INFORMATION PROVIDED -
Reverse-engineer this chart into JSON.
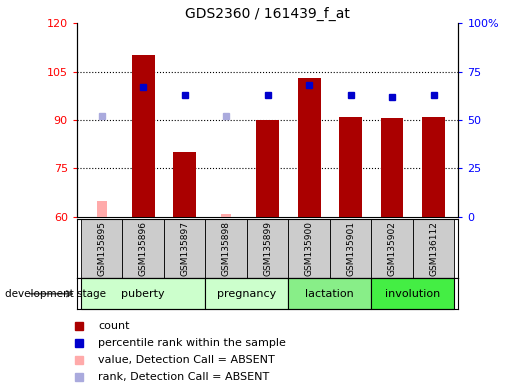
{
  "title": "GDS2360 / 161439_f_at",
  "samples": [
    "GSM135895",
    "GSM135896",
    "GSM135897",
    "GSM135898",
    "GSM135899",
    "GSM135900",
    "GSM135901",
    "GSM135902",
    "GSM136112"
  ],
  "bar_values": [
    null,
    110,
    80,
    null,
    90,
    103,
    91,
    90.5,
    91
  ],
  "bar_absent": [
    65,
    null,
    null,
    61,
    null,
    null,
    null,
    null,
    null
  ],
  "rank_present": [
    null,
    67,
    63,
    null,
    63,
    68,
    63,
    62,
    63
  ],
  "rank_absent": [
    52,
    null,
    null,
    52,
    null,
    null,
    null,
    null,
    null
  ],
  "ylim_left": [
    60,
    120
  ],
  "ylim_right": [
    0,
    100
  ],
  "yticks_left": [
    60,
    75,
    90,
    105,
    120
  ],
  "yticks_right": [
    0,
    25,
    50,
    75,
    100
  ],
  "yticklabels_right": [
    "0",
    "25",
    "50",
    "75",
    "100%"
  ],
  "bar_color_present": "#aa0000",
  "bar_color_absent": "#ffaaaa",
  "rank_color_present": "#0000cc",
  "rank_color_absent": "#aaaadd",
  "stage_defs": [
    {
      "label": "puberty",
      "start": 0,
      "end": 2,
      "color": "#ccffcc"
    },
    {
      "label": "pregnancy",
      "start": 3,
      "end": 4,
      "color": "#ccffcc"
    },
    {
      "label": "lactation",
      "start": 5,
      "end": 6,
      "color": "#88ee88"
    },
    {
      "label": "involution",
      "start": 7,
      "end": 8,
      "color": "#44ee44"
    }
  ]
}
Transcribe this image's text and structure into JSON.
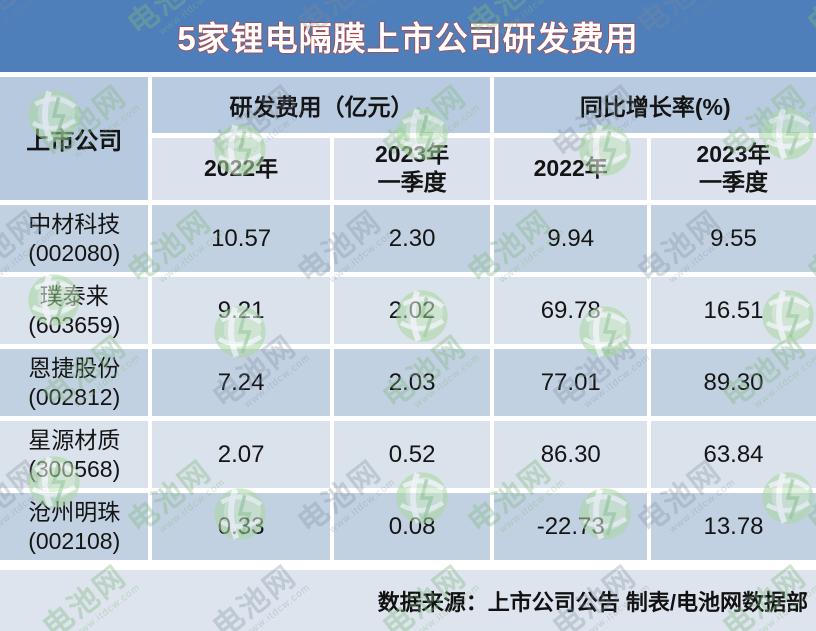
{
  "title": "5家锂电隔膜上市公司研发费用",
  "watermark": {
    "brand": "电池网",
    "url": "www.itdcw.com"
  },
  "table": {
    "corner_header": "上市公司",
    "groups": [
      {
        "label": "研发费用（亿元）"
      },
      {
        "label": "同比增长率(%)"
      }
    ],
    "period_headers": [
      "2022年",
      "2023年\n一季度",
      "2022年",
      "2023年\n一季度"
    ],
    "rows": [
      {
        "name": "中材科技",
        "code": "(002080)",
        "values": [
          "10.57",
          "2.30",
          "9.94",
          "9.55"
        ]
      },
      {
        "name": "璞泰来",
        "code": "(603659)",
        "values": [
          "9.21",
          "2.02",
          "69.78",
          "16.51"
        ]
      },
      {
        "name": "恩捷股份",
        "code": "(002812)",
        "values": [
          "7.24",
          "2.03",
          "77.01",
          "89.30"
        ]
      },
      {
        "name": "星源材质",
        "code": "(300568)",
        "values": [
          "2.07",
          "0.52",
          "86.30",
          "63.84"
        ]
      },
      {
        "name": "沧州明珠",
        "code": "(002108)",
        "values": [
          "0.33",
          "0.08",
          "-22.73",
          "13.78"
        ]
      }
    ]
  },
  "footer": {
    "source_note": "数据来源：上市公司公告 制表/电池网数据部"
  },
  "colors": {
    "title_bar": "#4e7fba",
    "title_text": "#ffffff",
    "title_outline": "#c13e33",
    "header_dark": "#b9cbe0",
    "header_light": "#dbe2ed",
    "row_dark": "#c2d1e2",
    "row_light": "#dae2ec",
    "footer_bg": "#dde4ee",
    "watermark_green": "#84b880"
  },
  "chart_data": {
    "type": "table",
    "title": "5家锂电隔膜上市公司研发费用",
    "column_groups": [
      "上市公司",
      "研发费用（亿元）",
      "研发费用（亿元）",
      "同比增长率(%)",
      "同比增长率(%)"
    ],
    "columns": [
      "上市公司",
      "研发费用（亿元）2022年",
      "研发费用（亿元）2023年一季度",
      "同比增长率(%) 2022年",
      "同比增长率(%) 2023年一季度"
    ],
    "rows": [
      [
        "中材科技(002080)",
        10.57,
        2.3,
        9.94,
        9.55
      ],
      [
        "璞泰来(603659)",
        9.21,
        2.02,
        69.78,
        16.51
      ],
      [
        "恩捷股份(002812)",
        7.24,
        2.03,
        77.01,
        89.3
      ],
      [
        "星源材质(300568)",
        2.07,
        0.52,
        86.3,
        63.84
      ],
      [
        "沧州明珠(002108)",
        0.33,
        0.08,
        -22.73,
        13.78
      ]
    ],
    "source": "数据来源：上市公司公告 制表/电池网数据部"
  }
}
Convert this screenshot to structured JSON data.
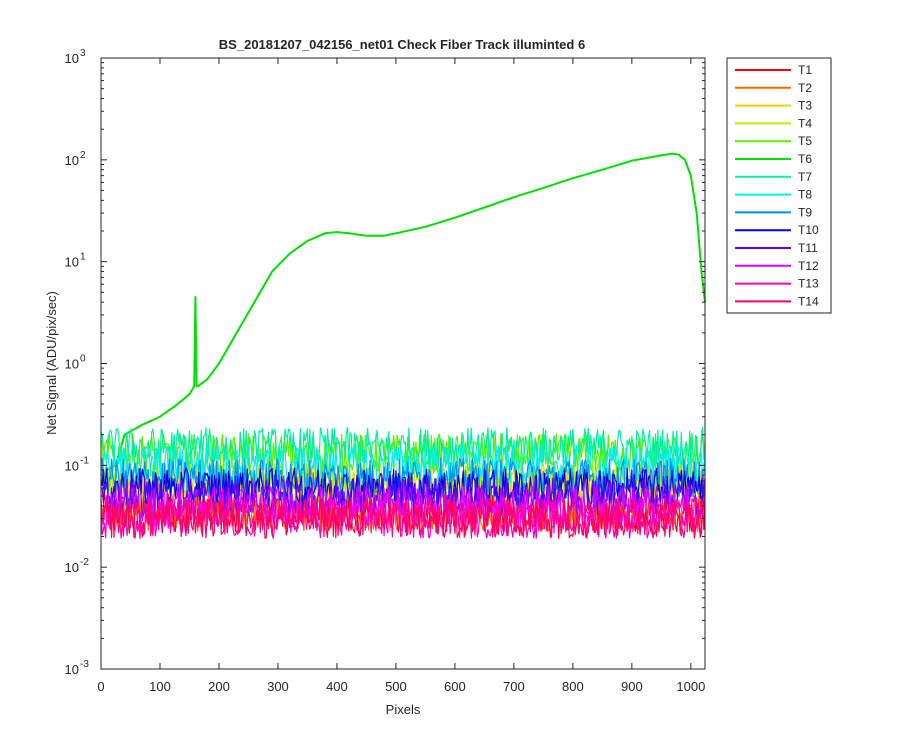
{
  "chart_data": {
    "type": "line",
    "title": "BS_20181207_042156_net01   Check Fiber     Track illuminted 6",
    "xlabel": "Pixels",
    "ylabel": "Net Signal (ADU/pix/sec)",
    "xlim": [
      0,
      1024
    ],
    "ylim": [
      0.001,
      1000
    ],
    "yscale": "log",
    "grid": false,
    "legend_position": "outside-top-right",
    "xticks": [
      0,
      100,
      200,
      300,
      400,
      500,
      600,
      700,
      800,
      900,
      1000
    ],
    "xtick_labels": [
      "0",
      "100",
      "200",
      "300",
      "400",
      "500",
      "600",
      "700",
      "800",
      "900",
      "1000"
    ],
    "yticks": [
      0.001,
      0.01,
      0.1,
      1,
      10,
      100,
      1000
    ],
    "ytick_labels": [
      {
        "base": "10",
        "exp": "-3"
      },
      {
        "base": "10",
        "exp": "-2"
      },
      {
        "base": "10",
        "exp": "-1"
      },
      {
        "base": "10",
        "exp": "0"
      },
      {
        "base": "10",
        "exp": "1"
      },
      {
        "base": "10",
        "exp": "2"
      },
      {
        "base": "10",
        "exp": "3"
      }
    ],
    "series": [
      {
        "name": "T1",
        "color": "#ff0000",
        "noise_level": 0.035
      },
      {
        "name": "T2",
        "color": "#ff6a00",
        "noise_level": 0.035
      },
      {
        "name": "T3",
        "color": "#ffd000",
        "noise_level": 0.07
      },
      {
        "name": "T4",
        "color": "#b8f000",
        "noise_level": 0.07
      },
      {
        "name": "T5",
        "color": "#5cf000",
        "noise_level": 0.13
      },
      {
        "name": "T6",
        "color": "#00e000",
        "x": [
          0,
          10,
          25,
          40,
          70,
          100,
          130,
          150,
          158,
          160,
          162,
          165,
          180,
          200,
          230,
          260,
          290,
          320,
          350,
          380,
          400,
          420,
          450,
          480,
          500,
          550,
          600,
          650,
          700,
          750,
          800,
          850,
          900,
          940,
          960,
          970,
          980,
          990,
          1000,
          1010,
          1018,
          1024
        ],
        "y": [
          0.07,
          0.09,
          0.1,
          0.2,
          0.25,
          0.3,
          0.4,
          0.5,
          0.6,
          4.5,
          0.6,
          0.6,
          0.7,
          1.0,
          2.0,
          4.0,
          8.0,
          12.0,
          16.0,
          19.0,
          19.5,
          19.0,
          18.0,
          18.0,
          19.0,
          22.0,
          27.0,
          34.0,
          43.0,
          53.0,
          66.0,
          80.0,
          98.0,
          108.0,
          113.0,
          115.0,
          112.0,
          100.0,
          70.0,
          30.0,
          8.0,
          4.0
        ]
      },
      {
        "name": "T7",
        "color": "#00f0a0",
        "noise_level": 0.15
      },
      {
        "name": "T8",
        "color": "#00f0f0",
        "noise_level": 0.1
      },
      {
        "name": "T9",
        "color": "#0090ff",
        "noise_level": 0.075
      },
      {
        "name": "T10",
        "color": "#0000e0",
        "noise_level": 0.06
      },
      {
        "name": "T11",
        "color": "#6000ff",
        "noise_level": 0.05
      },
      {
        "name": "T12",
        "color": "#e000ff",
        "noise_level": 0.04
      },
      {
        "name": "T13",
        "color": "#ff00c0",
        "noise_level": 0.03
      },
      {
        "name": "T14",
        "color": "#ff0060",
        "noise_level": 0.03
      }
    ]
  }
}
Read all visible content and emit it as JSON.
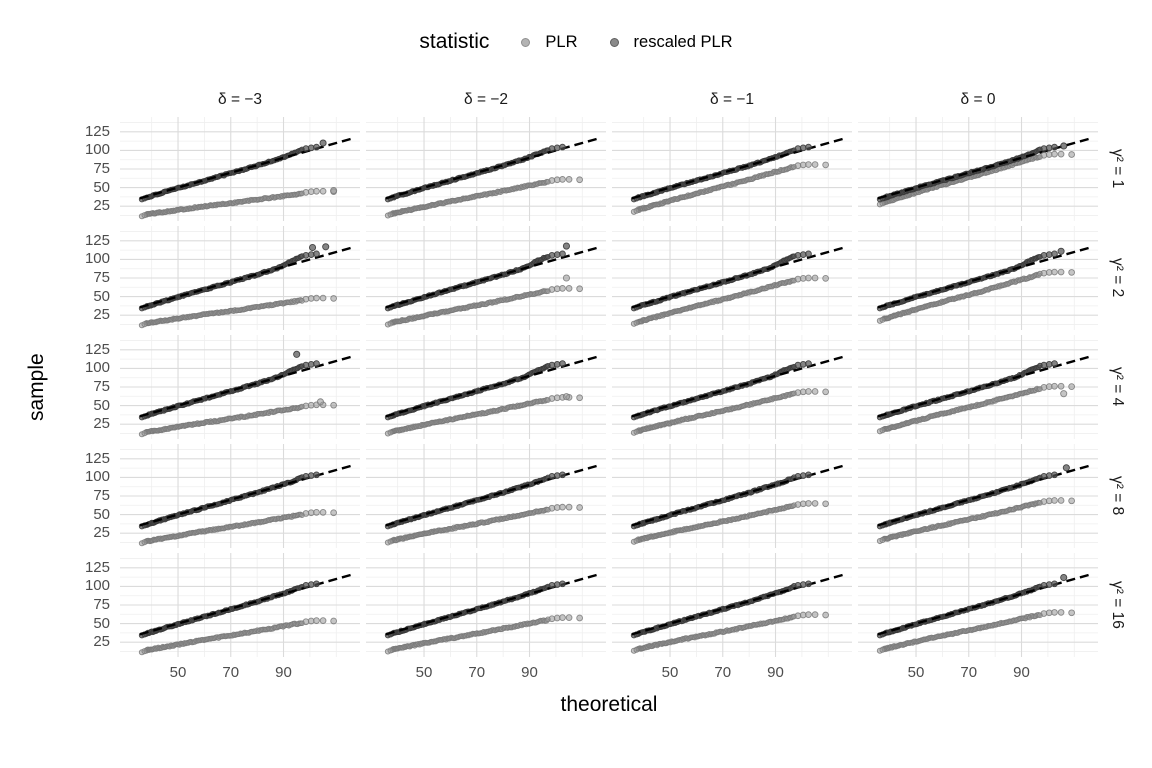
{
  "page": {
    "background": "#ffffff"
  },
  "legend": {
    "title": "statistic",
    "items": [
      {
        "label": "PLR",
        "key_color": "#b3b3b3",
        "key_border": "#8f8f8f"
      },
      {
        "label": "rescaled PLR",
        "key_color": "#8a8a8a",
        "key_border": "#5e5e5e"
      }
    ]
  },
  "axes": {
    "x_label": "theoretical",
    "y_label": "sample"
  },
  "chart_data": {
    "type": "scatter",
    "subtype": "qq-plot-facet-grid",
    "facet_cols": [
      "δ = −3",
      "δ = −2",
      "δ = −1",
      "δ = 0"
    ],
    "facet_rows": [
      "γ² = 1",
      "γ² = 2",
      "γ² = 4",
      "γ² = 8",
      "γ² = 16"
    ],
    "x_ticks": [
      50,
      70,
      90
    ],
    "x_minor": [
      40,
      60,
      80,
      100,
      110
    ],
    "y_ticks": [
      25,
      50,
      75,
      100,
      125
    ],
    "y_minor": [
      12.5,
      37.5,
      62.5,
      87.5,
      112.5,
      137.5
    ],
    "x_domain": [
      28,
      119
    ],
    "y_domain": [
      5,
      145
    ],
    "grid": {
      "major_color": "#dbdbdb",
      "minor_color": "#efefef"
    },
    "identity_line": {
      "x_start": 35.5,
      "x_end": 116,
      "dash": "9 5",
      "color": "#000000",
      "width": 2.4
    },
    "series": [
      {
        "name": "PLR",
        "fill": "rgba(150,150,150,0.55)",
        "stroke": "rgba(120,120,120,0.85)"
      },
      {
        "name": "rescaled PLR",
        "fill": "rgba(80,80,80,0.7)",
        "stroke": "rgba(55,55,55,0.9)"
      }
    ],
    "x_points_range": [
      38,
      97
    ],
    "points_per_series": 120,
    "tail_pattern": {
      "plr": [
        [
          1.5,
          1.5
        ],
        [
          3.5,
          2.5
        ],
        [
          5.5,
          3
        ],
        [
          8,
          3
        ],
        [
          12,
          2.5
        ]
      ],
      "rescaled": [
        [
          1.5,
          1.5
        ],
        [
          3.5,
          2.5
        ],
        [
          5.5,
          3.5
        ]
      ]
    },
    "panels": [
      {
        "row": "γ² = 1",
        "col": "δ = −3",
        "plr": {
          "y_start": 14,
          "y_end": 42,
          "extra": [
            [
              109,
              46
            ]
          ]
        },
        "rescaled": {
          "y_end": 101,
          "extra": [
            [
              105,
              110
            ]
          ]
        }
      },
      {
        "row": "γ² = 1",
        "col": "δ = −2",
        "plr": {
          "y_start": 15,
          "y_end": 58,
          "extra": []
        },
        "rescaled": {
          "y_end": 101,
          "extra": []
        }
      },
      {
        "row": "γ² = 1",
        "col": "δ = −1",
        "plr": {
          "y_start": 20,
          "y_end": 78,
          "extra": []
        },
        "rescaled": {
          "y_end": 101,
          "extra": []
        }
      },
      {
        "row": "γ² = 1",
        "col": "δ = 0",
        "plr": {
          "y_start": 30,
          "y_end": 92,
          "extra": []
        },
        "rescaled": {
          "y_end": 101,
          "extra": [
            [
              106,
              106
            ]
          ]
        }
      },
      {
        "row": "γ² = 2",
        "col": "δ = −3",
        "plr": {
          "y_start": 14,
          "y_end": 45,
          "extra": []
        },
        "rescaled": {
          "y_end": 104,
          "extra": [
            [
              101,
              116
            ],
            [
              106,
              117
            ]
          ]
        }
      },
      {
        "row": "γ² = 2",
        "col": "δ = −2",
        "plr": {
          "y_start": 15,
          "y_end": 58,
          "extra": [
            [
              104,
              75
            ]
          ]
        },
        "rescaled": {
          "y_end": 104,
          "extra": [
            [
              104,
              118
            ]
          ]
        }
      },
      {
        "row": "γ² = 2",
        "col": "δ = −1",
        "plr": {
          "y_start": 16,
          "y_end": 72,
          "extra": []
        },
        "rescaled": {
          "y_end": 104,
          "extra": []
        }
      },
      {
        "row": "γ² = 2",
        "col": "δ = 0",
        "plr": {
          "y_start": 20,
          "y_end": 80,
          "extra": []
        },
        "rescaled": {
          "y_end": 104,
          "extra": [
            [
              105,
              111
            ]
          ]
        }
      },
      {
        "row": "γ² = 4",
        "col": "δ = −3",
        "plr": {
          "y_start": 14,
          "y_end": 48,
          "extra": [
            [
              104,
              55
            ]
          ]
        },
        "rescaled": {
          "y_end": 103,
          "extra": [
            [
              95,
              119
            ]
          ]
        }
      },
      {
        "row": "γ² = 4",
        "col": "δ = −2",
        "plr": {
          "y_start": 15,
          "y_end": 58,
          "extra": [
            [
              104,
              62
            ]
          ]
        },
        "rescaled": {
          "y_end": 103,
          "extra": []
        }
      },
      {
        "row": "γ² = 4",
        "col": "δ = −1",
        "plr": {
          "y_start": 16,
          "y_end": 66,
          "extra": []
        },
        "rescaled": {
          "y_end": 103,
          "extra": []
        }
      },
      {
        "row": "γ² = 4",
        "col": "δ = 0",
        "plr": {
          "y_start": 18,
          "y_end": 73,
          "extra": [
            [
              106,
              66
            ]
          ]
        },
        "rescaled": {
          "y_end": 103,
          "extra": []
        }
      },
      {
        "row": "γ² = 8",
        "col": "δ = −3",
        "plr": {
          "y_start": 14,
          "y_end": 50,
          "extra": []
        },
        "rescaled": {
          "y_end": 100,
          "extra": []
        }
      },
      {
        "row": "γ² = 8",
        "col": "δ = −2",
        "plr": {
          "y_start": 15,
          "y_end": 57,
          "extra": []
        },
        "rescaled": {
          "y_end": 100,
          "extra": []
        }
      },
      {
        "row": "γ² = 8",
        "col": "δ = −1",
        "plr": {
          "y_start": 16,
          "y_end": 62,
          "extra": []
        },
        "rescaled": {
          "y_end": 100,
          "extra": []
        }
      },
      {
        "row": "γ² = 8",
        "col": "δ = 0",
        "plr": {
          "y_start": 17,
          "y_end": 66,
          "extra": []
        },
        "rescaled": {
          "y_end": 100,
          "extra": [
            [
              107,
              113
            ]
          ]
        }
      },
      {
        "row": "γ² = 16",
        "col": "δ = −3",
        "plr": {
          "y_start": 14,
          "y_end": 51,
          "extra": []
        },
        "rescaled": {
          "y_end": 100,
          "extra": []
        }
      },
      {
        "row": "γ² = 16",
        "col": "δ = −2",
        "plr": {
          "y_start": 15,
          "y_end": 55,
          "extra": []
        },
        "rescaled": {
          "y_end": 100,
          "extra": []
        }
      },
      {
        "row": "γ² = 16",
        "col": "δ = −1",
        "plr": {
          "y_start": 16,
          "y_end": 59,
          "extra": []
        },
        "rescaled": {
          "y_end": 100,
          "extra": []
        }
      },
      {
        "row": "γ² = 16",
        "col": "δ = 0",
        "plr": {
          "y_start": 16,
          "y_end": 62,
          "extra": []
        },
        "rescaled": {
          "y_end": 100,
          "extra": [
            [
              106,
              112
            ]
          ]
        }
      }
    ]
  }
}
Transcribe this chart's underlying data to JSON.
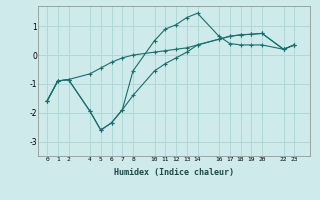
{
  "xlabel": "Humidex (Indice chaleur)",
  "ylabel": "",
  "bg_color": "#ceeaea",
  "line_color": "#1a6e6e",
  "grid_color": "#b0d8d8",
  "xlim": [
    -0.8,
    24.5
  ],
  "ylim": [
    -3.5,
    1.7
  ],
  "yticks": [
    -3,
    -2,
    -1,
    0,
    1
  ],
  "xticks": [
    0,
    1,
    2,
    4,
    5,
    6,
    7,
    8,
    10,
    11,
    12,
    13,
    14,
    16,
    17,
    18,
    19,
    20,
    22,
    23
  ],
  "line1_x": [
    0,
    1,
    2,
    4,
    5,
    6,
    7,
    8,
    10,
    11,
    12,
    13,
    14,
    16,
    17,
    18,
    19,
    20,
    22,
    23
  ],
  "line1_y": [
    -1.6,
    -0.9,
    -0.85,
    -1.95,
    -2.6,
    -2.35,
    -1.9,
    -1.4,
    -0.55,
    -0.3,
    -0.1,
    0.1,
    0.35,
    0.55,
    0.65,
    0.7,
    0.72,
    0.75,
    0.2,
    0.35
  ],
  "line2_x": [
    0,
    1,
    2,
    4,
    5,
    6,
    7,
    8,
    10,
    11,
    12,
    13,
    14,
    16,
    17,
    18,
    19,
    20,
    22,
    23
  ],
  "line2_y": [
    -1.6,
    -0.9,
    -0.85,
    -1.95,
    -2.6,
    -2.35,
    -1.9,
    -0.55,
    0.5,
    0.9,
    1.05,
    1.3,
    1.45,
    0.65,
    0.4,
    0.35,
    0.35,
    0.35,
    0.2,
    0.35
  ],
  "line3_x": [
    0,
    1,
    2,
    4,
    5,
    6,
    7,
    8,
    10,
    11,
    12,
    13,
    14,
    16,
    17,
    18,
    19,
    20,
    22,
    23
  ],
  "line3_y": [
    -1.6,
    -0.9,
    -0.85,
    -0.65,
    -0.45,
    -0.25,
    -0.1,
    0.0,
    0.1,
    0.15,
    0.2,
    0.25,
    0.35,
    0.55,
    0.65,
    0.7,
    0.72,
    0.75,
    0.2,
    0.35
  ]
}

SET EXERCISE - Filter the records for lines holding the string "上市公司公告". Copy each one.

TASK OUTPUT -
    "source_note": "数据来源：上市公司公告 制表/电池网数据部"
    "source": "数据来源：上市公司公告 制表/电池网数据部"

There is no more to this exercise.